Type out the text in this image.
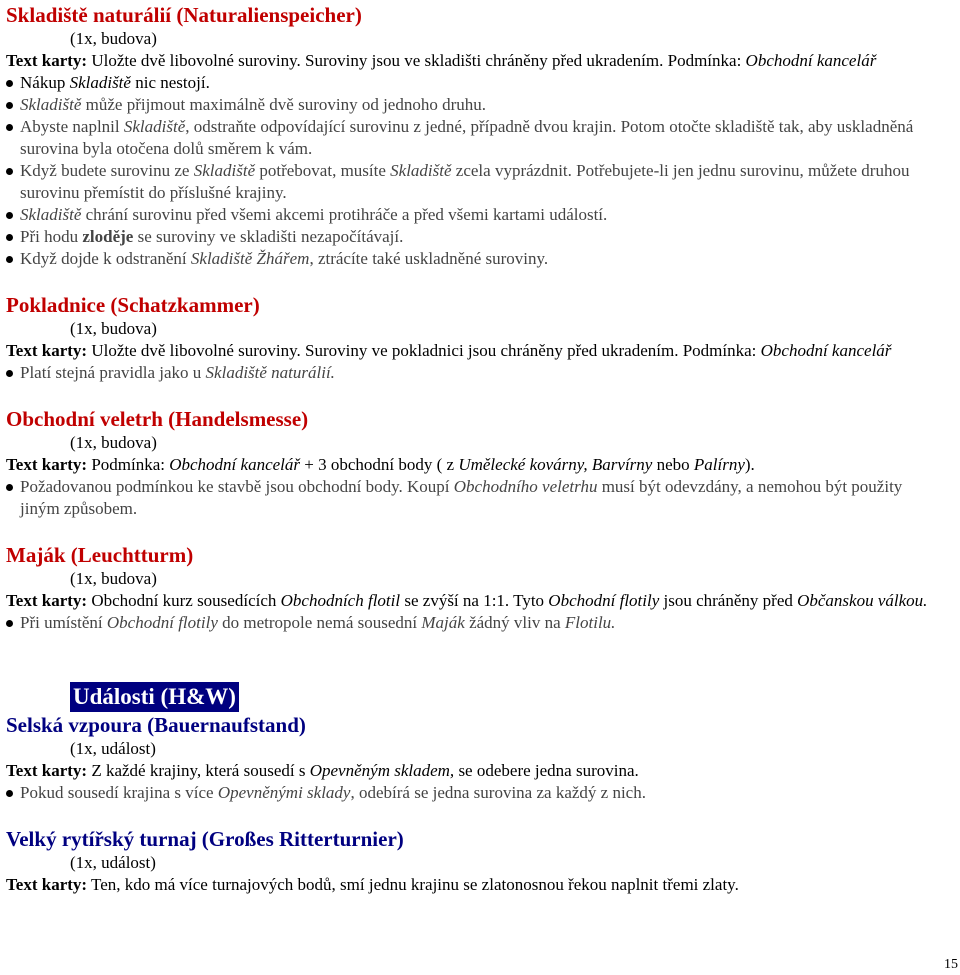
Skladiště naturálií (Naturalienspeicher)
(1x, budova)
Text karty: Uložte dvě libovolné suroviny. Suroviny jsou ve skladišti chráněny před ukradením. Podmínka: Obchodní kancelář
Nákup Skladiště nic nestojí.
Skladiště může přijmout maximálně dvě suroviny od jednoho druhu.
Abyste naplnil Skladiště, odstraňte odpovídající surovinu z jedné, případně dvou krajin. Potom otočte skladiště tak, aby uskladněná surovina byla otočena dolů směrem k vám.
Když budete surovinu ze Skladiště potřebovat, musíte Skladiště zcela vyprázdnit. Potřebujete-li jen jednu surovinu, můžete druhou surovinu přemístit do příslušné krajiny.
Skladiště chrání surovinu před všemi akcemi protihráče a před všemi kartami událostí.
Při hodu zloděje se suroviny ve skladišti nezapočítávají.
Když dojde k odstranění Skladiště Žhářem, ztrácíte také uskladněné suroviny.
Pokladnice (Schatzkammer)
(1x, budova)
Text karty: Uložte dvě libovolné suroviny. Suroviny ve pokladnici jsou chráněny před ukradením. Podmínka: Obchodní kancelář
Platí stejná pravidla jako u Skladiště naturálií.
Obchodní veletrh (Handelsmesse)
(1x, budova)
Text karty: Podmínka: Obchodní kancelář + 3 obchodní body ( z Umělecké kovárny, Barvírny nebo Palírny).
Požadovanou podmínkou ke stavbě jsou obchodní body. Koupí Obchodního veletrhu musí být odevzdány, a nemohou být použity jiným způsobem.
Maják (Leuchtturm)
(1x, budova)
Text karty: Obchodní kurz sousedících Obchodních flotil se zvýší na 1:1. Tyto Obchodní flotily jsou chráněny před Občanskou válkou.
Při umístění Obchodní flotily do metropole nemá sousední Maják žádný vliv na Flotilu.
Události (H&W)
Selská vzpoura (Bauernaufstand)
(1x, událost)
Text karty: Z každé krajiny, která sousedí s Opevněným skladem, se odebere jedna surovina.
Pokud sousedí krajina s více Opevněnými sklady, odebírá se jedna surovina za každý z nich.
Velký rytířský turnaj (Großes Ritterturnier)
(1x, událost)
Text karty: Ten, kdo má více turnajových bodů, smí jednu krajinu se zlatonosnou řekou naplnit třemi zlaty.
15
━━━━━━━━━━━━━━━━━━━━━━━━━━━━━━
▸ **SET EXERCISE**: Write out each line again precisely as it appears, skipping every picture.

▸ **THE RESPONSE**:
Type out the text in this image.
Skladiště naturálií (Naturalienspeicher)
(1x, budova)
Text karty: Uložte dvě libovolné suroviny. Suroviny jsou ve skladišti chráněny před ukradením. Podmínka: Obchodní kancelář
Nákup Skladiště nic nestojí.
Skladiště může přijmout maximálně dvě suroviny od jednoho druhu.
Abyste naplnil Skladiště, odstraňte odpovídající surovinu z jedné, případně dvou krajin. Potom otočte skladiště tak, aby uskladněná surovina byla otočena dolů směrem k vám.
Když budete surovinu ze Skladiště potřebovat, musíte Skladiště zcela vyprázdnit. Potřebujete-li jen jednu surovinu, můžete druhou surovinu přemístit do příslušné krajiny.
Skladiště chrání surovinu před všemi akcemi protihráče a před všemi kartami událostí.
Při hodu zloděje se suroviny ve skladišti nezapočítávají.
Když dojde k odstranění Skladiště Žhářem, ztrácíte také uskladněné suroviny.
Pokladnice (Schatzkammer)
(1x, budova)
Text karty: Uložte dvě libovolné suroviny. Suroviny ve pokladnici jsou chráněny před ukradením. Podmínka: Obchodní kancelář
Platí stejná pravidla jako u Skladiště naturálií.
Obchodní veletrh (Handelsmesse)
(1x, budova)
Text karty: Podmínka: Obchodní kancelář + 3 obchodní body ( z Umělecké kovárny, Barvírny nebo Palírny).
Požadovanou podmínkou ke stavbě jsou obchodní body. Koupí Obchodního veletrhu musí být odevzdány, a nemohou být použity jiným způsobem.
Maják (Leuchtturm)
(1x, budova)
Text karty: Obchodní kurz sousedících Obchodních flotil se zvýší na 1:1. Tyto Obchodní flotily jsou chráněny před Občanskou válkou.
Při umístění Obchodní flotily do metropole nemá sousední Maják žádný vliv na Flotilu.
Události (H&W)
Selská vzpoura (Bauernaufstand)
(1x, událost)
Text karty: Z každé krajiny, která sousedí s Opevněným skladem, se odebere jedna surovina.
Pokud sousedí krajina s více Opevněnými sklady, odebírá se jedna surovina za každý z nich.
Velký rytířský turnaj (Großes Ritterturnier)
(1x, událost)
Text karty: Ten, kdo má více turnajových bodů, smí jednu krajinu se zlatonosnou řekou naplnit třemi zlaty.
15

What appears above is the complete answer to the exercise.